+++ Data rows

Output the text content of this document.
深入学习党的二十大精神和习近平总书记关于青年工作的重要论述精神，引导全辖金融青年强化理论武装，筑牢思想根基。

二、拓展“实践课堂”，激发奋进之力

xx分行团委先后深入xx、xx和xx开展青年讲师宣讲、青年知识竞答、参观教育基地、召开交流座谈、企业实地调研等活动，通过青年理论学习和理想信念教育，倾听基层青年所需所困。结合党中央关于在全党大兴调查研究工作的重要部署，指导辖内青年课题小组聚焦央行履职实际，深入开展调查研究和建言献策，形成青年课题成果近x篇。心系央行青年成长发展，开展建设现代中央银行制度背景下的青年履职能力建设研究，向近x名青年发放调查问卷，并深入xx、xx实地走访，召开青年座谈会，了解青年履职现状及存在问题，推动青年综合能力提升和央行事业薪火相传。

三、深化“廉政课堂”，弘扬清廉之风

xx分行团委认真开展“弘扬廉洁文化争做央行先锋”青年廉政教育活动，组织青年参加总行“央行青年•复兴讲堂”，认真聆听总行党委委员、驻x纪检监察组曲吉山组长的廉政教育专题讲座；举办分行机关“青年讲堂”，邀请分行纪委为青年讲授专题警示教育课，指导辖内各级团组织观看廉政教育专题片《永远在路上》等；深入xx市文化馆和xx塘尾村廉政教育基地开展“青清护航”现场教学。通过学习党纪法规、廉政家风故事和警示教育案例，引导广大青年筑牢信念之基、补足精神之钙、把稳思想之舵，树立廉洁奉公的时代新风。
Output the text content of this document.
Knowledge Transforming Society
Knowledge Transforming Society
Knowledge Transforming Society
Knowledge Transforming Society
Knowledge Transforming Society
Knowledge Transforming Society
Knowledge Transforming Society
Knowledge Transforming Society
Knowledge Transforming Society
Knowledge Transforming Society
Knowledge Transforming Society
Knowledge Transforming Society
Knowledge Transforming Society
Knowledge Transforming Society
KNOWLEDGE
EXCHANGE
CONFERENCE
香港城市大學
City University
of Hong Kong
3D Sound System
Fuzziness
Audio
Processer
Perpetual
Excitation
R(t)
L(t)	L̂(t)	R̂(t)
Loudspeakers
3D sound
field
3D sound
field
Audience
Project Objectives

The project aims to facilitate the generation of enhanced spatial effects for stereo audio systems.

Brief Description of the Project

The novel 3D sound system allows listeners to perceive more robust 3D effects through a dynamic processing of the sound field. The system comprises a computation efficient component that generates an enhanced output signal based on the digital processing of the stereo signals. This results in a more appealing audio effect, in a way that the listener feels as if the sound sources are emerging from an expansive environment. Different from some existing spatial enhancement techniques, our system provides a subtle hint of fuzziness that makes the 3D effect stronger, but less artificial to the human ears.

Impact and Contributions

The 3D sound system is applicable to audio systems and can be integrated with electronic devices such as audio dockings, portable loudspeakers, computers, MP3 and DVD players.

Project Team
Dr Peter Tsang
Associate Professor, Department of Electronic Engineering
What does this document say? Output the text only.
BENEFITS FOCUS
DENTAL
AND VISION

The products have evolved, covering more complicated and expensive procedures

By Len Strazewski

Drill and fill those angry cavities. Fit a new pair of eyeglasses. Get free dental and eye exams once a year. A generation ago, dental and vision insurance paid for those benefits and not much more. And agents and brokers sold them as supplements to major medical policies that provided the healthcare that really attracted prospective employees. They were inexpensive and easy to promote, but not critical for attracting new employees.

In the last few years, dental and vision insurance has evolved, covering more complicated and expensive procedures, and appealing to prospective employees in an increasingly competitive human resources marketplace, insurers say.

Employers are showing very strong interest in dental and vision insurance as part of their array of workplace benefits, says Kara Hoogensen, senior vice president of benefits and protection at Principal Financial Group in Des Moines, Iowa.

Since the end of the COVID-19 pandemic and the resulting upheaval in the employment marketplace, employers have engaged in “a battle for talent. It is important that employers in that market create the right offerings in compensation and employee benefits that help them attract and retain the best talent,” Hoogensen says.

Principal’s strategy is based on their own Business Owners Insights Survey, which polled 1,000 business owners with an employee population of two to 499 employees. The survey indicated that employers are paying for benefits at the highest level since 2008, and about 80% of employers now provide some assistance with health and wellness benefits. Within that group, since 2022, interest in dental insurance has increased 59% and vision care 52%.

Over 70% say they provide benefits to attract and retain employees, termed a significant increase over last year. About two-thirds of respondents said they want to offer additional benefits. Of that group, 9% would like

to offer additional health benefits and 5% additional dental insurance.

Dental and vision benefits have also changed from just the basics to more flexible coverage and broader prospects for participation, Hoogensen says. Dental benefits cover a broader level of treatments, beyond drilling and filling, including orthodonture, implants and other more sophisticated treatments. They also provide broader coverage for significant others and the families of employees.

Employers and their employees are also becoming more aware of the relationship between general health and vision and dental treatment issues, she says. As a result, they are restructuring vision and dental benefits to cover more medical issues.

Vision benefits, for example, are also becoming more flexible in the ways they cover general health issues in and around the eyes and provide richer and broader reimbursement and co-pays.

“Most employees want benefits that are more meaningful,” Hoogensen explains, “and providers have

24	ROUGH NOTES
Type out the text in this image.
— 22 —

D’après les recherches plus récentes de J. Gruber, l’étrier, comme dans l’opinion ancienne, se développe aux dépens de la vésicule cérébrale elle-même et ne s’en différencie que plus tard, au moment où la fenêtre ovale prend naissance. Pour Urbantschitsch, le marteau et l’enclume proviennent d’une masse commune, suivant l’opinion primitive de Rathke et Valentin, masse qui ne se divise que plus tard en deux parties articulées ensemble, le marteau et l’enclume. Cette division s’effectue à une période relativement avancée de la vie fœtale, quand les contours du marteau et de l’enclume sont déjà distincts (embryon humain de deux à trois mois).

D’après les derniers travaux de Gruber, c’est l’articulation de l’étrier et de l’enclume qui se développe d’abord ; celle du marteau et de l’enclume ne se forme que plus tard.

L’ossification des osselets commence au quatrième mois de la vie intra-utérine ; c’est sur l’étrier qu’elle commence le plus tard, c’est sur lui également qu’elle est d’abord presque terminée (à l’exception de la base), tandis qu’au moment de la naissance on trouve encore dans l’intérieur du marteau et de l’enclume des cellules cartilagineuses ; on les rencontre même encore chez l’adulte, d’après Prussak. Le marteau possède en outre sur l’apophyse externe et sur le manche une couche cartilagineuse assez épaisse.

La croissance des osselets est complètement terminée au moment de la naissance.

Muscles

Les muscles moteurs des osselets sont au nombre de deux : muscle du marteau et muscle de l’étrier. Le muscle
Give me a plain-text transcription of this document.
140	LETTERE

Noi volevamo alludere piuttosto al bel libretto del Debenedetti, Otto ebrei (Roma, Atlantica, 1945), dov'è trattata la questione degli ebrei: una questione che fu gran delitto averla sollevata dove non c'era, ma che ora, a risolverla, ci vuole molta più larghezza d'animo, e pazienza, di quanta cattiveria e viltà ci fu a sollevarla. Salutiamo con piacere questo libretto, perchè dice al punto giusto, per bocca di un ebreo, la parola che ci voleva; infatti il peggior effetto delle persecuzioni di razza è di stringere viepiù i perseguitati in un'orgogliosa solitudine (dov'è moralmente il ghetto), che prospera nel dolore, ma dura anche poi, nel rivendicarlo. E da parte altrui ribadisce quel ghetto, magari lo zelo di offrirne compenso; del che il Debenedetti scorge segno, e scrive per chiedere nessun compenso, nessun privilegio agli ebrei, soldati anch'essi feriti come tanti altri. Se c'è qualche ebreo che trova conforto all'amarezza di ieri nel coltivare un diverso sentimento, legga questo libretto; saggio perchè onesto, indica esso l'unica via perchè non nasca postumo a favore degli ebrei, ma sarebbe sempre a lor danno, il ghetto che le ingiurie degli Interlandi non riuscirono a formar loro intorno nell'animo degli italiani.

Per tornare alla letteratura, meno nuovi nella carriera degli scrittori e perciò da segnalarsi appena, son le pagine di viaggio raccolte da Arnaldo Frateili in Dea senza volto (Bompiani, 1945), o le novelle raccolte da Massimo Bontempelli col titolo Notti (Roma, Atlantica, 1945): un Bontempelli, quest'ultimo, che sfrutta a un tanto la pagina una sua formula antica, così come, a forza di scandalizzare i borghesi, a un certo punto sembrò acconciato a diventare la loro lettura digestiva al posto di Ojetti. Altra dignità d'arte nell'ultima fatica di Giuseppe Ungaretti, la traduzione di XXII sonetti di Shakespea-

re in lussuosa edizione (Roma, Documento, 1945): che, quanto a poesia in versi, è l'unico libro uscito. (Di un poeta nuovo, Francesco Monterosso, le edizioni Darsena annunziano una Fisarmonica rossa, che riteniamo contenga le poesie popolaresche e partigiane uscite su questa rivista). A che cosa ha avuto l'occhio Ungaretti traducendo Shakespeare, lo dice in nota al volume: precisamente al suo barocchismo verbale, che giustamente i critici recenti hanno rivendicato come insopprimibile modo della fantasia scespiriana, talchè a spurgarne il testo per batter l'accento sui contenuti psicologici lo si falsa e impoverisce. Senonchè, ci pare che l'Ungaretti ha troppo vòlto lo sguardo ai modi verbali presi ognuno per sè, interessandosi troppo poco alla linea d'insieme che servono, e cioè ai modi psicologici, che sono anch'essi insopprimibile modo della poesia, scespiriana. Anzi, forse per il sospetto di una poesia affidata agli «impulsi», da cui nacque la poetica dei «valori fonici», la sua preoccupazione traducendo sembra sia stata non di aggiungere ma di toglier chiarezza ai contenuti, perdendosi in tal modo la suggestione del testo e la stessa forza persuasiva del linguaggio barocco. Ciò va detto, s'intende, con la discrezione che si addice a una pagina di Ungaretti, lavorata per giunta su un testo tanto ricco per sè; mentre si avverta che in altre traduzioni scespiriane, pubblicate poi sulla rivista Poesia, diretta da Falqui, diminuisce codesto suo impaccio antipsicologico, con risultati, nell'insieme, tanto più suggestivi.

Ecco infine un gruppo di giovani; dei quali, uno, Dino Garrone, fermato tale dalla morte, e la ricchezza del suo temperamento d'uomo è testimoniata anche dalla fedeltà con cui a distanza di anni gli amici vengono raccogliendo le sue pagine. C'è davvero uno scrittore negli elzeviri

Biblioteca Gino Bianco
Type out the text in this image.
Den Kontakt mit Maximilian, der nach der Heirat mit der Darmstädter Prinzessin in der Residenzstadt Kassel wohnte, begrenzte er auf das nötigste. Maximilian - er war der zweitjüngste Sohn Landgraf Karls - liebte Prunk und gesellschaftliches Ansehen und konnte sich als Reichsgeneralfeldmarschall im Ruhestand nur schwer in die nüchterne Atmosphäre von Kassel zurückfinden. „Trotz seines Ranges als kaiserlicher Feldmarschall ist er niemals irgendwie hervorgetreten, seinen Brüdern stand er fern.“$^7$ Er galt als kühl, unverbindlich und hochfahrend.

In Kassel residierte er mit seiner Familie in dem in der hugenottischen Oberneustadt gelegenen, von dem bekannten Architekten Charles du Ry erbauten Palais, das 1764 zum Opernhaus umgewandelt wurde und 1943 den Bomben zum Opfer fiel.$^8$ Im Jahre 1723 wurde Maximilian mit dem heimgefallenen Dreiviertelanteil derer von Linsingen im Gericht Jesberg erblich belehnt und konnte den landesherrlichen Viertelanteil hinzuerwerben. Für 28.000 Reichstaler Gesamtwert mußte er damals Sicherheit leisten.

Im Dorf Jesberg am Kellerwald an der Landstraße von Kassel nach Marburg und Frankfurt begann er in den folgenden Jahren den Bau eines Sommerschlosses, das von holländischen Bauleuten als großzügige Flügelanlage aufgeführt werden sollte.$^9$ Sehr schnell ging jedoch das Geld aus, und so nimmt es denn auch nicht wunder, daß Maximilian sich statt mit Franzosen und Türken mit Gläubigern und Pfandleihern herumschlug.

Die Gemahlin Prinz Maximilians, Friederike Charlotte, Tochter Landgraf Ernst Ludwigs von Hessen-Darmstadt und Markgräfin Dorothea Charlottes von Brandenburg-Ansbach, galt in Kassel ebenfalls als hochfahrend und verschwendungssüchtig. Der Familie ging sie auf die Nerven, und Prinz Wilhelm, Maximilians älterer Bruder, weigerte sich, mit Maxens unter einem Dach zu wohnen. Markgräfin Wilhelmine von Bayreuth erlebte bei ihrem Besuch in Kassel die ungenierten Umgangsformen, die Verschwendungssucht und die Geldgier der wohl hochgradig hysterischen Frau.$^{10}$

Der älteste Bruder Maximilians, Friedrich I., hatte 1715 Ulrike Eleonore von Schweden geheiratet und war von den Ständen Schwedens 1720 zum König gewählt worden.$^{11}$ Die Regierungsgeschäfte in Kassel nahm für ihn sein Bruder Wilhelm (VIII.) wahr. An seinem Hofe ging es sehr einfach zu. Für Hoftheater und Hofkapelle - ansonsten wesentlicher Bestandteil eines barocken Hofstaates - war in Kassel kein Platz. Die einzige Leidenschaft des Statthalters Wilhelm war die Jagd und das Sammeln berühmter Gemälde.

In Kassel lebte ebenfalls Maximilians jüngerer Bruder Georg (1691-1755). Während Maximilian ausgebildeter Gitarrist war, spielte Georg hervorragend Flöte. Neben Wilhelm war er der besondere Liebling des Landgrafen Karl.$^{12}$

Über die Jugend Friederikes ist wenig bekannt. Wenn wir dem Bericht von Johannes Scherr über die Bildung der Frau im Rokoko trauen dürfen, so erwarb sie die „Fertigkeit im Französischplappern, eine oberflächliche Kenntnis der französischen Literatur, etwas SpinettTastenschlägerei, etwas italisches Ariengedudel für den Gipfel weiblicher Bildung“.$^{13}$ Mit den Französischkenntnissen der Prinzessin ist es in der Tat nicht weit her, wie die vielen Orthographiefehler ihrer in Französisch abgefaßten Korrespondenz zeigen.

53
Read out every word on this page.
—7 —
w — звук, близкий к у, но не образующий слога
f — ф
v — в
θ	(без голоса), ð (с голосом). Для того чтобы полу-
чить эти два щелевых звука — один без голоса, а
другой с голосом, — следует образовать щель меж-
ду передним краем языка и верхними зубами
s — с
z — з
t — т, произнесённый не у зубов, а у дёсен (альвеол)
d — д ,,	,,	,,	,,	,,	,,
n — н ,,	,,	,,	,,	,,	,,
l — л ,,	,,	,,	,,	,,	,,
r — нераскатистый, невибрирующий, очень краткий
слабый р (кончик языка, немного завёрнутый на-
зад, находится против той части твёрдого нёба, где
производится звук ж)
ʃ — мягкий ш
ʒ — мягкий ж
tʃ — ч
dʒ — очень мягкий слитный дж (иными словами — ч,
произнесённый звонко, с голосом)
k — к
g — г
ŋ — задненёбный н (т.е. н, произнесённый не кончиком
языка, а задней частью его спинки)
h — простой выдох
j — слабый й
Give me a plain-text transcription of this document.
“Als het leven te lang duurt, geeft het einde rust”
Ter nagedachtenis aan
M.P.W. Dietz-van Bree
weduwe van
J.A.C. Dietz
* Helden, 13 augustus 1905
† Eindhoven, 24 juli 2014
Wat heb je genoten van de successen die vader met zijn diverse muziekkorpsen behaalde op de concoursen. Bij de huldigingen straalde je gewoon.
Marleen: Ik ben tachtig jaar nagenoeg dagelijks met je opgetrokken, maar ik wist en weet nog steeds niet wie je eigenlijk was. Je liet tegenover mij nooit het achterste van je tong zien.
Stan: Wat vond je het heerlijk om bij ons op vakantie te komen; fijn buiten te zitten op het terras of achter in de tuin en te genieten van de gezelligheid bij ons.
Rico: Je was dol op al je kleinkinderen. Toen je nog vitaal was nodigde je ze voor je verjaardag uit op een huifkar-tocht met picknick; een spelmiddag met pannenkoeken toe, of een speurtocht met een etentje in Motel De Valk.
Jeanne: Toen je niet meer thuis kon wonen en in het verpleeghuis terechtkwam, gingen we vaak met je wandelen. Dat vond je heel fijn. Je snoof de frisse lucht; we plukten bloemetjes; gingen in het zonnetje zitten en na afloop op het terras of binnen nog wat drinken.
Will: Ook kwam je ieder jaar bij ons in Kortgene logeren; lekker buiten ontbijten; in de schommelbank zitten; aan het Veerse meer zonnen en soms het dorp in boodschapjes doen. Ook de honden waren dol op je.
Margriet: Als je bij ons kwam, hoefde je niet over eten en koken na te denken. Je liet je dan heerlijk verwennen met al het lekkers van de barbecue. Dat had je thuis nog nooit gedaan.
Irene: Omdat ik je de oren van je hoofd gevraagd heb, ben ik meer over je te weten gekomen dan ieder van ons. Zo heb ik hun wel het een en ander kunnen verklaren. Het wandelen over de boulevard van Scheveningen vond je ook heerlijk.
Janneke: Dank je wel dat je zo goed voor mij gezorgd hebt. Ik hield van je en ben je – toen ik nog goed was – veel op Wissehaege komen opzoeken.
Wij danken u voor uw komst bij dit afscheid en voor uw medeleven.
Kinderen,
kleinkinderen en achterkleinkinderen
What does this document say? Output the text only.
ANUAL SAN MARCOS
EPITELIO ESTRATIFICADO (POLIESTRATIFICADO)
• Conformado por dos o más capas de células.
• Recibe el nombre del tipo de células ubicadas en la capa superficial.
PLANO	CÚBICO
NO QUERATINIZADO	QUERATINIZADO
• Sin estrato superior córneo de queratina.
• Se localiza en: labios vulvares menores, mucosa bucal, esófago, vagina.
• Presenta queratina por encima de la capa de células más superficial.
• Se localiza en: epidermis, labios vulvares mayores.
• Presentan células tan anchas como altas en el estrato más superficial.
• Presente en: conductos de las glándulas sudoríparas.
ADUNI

++++++

Exercise. Pick out each line in the material containing "kleinkinderen".

Output below.
Rico: Je was dol op al je kleinkinderen. Toen je nog vitaal was nodigde je ze voor je verjaardag uit op een huifkar-tocht met picknick; een spelmiddag met pannenkoeken toe, of een speurtocht met een etentje in Motel De Valk.
kleinkinderen en achterkleinkinderen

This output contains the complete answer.